SUPPLIED MATERIAL:

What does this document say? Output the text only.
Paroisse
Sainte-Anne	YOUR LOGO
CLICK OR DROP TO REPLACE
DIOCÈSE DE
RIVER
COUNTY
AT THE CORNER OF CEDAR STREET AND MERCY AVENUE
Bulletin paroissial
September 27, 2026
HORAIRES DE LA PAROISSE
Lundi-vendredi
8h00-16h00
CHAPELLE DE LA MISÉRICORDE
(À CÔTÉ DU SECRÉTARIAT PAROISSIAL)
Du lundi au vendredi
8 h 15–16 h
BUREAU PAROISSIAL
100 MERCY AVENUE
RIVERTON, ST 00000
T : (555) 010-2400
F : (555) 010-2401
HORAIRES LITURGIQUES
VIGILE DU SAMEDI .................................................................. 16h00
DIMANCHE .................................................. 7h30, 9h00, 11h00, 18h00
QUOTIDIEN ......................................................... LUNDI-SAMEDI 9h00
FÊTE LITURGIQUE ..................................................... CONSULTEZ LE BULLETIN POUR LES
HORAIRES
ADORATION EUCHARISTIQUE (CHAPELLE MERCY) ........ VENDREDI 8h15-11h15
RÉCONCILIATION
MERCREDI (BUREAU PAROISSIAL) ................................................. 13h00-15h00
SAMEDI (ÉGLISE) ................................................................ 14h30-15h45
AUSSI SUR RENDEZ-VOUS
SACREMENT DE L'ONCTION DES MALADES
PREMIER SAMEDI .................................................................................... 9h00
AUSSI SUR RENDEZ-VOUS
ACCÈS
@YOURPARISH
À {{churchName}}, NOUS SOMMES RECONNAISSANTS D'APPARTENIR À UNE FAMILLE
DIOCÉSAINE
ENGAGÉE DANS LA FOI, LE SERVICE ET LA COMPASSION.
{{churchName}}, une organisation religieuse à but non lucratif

REQUIRED WORK: Only the count is wanted: report how many lines of the material above hold the word "CHAPELLE".

SOLUTION TO THIS PROBLEM: 2